From the material below, list every line containing "người".

Start of Material shown

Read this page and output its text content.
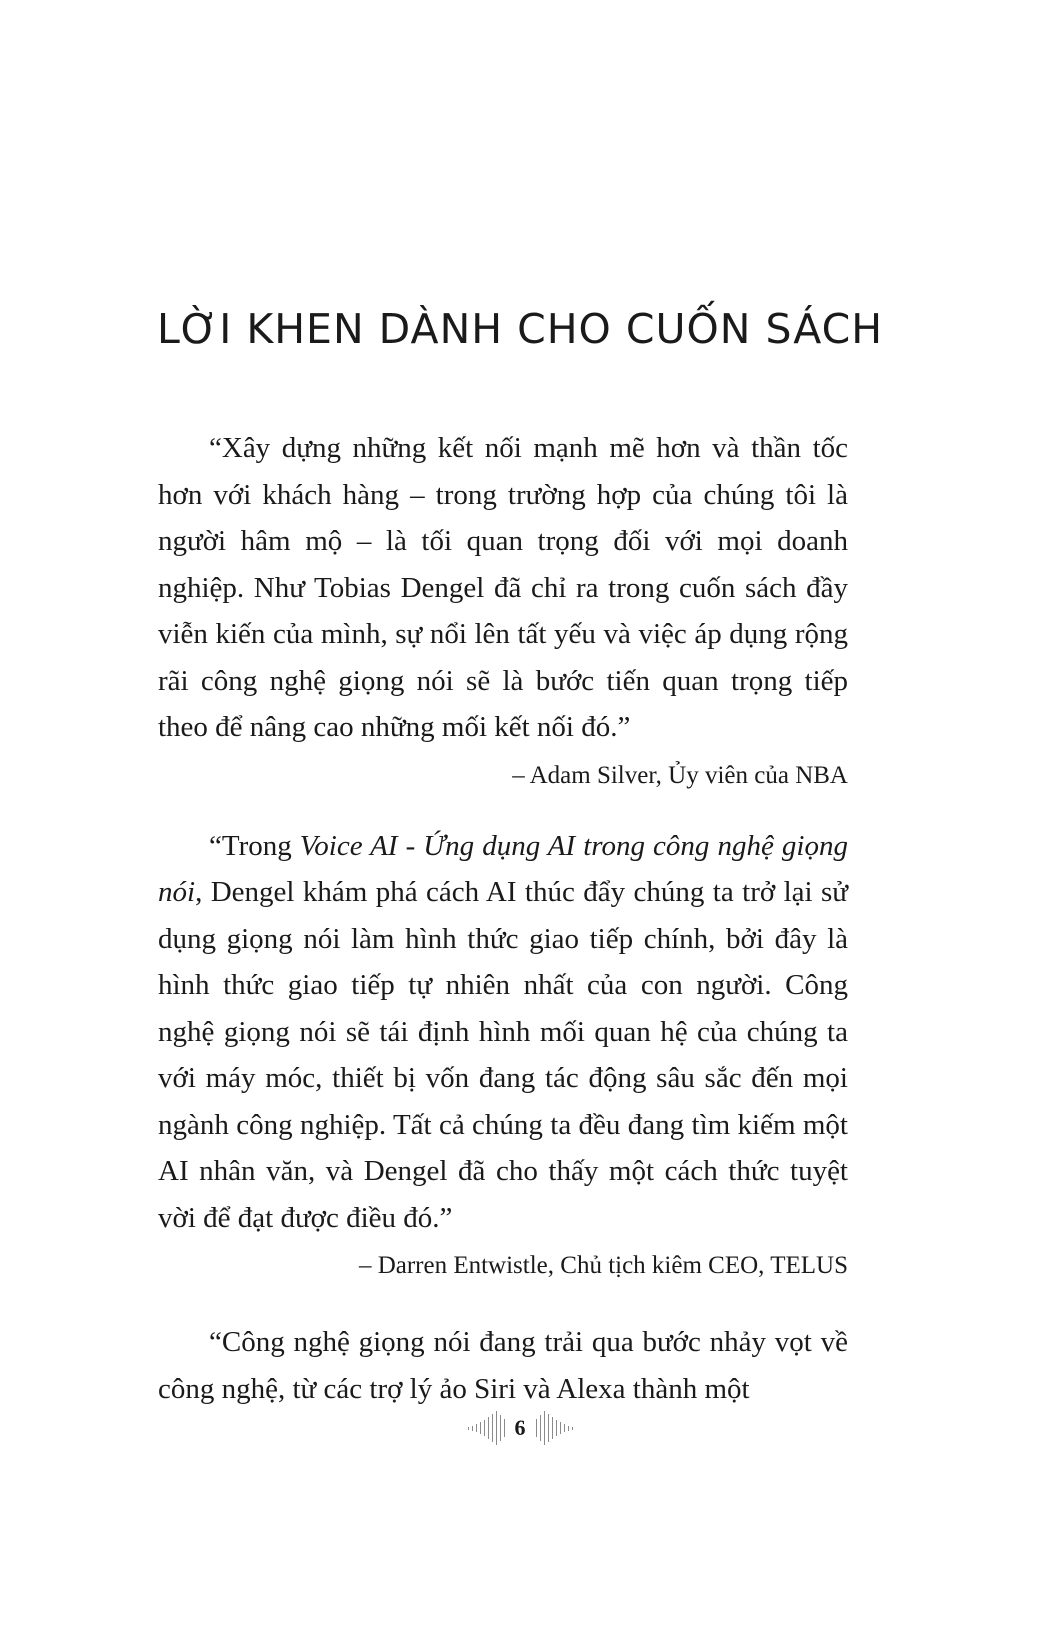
LỜI KHEN DÀNH CHO CUỐN SÁCH

“Xây dựng những kết nối mạnh mẽ hơn và thần tốc hơn với khách hàng – trong trường hợp của chúng tôi là người hâm mộ – là tối quan trọng đối với mọi doanh nghiệp. Như Tobias Dengel đã chỉ ra trong cuốn sách đầy viễn kiến của mình, sự nổi lên tất yếu và việc áp dụng rộng rãi công nghệ giọng nói sẽ là bước tiến quan trọng tiếp theo để nâng cao những mối kết nối đó.”

– Adam Silver, Ủy viên của NBA

“Trong Voice AI - Ứng dụng AI trong công nghệ giọng nói, Dengel khám phá cách AI thúc đẩy chúng ta trở lại sử dụng giọng nói làm hình thức giao tiếp chính, bởi đây là hình thức giao tiếp tự nhiên nhất của con người. Công nghệ giọng nói sẽ tái định hình mối quan hệ của chúng ta với máy móc, thiết bị vốn đang tác động sâu sắc đến mọi ngành công nghiệp. Tất cả chúng ta đều đang tìm kiếm một AI nhân văn, và Dengel đã cho thấy một cách thức tuyệt vời để đạt được điều đó.”

– Darren Entwistle, Chủ tịch kiêm CEO, TELUS

“Công nghệ giọng nói đang trải qua bước nhảy vọt về công nghệ, từ các trợ lý ảo Siri và Alexa thành một

6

End of Material shown

Result for this task:
“Xây dựng những kết nối mạnh mẽ hơn và thần tốc hơn với khách hàng – trong trường hợp của chúng tôi là người hâm mộ – là tối quan trọng đối với mọi doanh nghiệp. Như Tobias Dengel đã chỉ ra trong cuốn sách đầy viễn kiến của mình, sự nổi lên tất yếu và việc áp dụng rộng rãi công nghệ giọng nói sẽ là bước tiến quan trọng tiếp theo để nâng cao những mối kết nối đó.”
“Trong Voice AI - Ứng dụng AI trong công nghệ giọng nói, Dengel khám phá cách AI thúc đẩy chúng ta trở lại sử dụng giọng nói làm hình thức giao tiếp chính, bởi đây là hình thức giao tiếp tự nhiên nhất của con người. Công nghệ giọng nói sẽ tái định hình mối quan hệ của chúng ta với máy móc, thiết bị vốn đang tác động sâu sắc đến mọi ngành công nghiệp. Tất cả chúng ta đều đang tìm kiếm một AI nhân văn, và Dengel đã cho thấy một cách thức tuyệt vời để đạt được điều đó.”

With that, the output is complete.